* [EXERCISE REQUIREMENTS]:
Select every line below containing the word "ylabel".

* * *

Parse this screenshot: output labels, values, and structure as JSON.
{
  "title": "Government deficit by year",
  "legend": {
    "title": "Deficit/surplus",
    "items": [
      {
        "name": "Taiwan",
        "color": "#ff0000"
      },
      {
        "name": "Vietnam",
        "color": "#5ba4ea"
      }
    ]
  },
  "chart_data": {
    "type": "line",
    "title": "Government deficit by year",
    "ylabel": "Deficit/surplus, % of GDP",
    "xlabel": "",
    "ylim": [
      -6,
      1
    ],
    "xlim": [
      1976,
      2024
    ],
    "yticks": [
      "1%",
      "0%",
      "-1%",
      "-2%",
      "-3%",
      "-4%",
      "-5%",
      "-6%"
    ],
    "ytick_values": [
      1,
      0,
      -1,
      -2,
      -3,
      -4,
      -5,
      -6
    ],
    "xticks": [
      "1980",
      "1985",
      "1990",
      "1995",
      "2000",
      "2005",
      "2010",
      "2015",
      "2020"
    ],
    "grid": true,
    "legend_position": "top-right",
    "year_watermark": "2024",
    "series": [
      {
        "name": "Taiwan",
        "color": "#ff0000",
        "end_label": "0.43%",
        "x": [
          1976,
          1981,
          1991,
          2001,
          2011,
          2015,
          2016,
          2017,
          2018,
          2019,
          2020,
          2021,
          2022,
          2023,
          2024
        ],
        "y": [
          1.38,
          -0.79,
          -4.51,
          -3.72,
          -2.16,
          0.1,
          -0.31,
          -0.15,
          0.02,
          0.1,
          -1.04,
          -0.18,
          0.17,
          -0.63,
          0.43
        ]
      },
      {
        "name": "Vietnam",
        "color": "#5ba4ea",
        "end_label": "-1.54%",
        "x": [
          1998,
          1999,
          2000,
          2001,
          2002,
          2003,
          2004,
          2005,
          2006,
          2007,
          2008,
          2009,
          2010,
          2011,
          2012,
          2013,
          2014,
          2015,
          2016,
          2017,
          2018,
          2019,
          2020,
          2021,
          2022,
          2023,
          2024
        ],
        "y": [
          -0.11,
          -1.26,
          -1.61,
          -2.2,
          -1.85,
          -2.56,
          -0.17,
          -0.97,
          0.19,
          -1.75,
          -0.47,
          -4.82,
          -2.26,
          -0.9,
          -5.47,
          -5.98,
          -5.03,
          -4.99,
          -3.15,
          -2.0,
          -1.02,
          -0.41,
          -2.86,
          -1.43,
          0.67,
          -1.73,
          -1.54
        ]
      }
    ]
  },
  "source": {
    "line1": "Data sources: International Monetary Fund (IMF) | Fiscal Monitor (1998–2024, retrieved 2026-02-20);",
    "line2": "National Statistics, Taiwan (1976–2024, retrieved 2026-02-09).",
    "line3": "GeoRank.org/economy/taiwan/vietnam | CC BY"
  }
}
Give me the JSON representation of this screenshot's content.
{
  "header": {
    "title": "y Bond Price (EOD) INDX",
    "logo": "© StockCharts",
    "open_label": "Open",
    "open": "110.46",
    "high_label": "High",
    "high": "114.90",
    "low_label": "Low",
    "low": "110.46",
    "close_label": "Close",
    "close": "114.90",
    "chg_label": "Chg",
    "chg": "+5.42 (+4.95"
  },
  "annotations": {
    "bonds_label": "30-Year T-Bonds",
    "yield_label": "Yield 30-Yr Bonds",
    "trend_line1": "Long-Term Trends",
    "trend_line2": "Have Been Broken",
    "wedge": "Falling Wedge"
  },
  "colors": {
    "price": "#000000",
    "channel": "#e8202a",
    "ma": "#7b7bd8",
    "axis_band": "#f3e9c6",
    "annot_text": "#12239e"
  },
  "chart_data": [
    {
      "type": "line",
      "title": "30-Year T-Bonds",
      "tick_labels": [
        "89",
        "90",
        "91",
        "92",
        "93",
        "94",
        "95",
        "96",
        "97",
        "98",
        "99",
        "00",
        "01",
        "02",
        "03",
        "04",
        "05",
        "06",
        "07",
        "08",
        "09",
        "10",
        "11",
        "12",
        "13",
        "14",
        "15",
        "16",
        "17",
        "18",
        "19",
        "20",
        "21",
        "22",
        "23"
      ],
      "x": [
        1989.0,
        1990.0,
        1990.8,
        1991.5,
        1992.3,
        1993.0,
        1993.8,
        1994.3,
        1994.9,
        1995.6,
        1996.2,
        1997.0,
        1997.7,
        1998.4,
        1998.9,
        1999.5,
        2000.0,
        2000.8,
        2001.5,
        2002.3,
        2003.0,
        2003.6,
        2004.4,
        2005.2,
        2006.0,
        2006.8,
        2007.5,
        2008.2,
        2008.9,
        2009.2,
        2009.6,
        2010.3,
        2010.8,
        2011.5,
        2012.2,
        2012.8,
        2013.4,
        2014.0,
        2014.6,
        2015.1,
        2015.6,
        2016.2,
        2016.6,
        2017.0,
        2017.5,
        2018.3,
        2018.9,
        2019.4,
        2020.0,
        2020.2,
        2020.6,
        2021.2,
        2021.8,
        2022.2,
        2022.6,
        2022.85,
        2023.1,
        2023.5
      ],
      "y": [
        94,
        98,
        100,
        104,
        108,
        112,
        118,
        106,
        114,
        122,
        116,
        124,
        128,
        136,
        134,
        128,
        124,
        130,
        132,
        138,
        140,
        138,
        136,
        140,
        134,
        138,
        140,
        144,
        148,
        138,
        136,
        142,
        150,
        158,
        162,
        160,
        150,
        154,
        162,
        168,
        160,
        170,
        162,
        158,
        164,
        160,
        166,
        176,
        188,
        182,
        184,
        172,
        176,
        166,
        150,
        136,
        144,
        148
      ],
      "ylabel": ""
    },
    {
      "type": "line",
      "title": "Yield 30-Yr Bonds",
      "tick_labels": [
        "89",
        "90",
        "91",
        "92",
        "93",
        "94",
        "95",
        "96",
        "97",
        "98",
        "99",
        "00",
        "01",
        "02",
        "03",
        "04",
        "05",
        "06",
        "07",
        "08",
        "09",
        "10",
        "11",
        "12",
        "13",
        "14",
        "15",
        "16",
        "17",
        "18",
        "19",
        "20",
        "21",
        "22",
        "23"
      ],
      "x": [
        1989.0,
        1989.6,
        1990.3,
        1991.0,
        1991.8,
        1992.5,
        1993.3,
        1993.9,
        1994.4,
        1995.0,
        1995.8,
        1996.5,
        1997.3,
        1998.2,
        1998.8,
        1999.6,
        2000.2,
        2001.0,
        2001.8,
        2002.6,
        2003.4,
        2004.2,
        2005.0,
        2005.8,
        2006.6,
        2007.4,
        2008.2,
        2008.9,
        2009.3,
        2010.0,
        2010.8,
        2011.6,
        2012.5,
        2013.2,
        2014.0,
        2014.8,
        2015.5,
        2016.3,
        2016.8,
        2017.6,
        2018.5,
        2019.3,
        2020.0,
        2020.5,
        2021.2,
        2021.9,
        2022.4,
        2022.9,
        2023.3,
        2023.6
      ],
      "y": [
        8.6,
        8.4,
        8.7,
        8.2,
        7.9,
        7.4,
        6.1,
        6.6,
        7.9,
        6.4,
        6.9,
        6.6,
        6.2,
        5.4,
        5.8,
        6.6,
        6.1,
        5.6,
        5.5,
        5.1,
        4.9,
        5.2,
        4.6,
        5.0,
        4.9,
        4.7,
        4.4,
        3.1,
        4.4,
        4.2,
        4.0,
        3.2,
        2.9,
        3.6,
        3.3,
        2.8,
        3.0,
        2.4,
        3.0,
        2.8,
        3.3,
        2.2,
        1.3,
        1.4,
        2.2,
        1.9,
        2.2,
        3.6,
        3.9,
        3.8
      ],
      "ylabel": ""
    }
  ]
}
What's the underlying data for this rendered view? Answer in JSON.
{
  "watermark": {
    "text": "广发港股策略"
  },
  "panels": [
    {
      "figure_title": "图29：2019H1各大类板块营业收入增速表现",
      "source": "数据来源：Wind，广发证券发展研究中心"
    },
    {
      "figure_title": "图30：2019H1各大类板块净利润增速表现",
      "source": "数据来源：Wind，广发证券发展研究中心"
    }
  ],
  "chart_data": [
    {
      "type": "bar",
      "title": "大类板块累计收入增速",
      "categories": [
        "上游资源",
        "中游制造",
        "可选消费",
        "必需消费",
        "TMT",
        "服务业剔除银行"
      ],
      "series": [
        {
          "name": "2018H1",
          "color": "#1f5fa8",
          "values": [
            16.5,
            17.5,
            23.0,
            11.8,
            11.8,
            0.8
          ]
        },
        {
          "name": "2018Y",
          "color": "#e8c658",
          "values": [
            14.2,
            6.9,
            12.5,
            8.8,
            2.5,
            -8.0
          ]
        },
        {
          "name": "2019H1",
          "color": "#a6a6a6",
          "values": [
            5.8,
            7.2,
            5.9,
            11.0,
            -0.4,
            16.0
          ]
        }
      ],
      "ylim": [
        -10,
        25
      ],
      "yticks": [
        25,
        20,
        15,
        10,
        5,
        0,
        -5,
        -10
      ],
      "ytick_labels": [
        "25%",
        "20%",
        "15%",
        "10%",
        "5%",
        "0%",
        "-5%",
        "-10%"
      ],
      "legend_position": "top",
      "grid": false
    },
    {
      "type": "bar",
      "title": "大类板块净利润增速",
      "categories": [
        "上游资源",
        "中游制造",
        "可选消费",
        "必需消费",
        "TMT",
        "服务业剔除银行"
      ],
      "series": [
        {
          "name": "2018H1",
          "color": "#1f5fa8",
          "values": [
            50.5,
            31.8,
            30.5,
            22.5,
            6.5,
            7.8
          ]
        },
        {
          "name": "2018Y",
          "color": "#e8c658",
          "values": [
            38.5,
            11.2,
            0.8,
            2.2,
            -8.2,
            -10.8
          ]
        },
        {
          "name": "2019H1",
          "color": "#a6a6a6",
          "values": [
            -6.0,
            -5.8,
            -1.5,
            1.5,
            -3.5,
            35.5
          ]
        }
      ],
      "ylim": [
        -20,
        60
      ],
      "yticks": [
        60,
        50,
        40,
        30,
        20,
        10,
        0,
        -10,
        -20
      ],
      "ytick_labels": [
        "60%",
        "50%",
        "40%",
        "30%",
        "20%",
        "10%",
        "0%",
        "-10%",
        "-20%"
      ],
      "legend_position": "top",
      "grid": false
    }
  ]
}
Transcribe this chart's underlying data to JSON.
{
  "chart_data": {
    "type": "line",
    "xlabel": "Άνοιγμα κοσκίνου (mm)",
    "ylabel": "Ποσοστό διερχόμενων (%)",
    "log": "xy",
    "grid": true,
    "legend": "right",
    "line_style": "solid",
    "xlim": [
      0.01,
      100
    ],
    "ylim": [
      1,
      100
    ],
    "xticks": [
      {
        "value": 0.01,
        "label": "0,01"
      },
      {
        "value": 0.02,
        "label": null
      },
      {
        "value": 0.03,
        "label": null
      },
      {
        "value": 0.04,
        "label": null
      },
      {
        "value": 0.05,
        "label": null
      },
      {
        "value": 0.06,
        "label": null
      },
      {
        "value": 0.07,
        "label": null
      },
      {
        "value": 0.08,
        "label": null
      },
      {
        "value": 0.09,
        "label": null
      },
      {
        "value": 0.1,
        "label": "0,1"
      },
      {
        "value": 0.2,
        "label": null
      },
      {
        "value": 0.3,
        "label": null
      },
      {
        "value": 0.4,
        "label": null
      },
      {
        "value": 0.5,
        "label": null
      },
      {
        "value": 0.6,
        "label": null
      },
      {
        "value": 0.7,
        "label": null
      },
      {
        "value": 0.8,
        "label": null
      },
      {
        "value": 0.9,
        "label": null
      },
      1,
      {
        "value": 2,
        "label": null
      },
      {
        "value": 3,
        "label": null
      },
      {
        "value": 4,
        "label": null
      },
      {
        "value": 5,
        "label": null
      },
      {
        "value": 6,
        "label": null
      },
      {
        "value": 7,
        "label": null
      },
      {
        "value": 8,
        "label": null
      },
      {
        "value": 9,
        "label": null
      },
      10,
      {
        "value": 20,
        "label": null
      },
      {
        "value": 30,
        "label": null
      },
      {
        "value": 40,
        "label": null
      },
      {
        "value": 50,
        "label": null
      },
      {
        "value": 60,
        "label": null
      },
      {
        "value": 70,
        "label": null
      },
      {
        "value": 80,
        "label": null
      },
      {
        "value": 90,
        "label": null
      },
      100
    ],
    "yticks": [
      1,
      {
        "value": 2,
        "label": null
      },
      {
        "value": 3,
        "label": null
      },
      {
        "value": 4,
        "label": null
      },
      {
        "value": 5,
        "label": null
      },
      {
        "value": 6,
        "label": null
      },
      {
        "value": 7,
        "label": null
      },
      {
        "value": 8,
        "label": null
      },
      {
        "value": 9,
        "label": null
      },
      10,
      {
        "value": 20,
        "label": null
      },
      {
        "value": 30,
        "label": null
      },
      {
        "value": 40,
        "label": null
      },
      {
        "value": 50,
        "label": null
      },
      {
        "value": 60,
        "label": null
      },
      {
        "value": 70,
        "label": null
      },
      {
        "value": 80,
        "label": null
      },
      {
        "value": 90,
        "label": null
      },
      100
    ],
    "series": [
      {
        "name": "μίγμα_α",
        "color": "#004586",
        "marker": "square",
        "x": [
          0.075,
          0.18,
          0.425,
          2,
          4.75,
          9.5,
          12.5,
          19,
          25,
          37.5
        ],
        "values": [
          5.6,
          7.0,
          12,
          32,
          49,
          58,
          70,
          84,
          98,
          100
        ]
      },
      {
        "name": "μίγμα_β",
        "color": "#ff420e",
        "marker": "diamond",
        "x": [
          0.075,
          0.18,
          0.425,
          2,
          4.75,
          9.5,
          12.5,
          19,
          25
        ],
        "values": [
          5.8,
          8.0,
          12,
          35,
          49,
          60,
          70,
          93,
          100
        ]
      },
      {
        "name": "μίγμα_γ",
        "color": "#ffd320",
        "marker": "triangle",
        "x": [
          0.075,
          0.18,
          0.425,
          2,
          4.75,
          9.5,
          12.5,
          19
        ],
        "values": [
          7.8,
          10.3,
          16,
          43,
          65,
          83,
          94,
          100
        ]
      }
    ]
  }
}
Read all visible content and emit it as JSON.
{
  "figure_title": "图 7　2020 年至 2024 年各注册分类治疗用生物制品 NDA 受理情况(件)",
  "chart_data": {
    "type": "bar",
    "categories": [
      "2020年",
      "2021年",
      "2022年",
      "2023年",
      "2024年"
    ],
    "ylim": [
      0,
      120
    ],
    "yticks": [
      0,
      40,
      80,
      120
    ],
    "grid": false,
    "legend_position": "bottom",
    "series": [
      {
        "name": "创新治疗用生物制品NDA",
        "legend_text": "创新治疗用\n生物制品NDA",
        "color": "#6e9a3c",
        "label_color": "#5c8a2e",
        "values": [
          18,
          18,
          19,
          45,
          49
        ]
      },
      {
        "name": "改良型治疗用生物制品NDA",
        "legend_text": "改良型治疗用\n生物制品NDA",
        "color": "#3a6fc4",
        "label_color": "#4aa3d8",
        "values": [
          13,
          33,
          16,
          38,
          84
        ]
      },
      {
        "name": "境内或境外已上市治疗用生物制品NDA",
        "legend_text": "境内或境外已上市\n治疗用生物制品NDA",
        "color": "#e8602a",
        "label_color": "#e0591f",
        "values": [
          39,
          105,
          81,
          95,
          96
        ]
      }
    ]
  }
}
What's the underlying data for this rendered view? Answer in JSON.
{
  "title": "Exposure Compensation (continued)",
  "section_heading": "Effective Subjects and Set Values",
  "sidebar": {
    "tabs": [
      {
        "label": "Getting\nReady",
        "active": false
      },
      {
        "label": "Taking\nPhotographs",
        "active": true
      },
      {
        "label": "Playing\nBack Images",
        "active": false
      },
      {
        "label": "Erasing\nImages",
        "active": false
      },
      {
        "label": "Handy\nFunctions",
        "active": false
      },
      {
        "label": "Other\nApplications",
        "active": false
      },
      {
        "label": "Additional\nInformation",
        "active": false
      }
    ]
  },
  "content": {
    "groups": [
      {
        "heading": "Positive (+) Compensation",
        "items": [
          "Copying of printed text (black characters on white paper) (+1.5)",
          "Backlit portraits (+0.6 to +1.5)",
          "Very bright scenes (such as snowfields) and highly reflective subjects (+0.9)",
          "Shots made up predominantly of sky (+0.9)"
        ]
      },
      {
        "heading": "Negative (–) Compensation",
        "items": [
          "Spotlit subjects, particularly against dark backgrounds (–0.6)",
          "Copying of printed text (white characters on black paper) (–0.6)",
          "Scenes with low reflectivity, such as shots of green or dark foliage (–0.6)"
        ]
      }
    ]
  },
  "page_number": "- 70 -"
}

* * *

* [TASK RESPONSE]:
    "ylabel": "Deficit/surplus, % of GDP",
      "ylabel": ""
      "ylabel": ""
    "ylabel": "Ποσοστό διερχόμενων (%)",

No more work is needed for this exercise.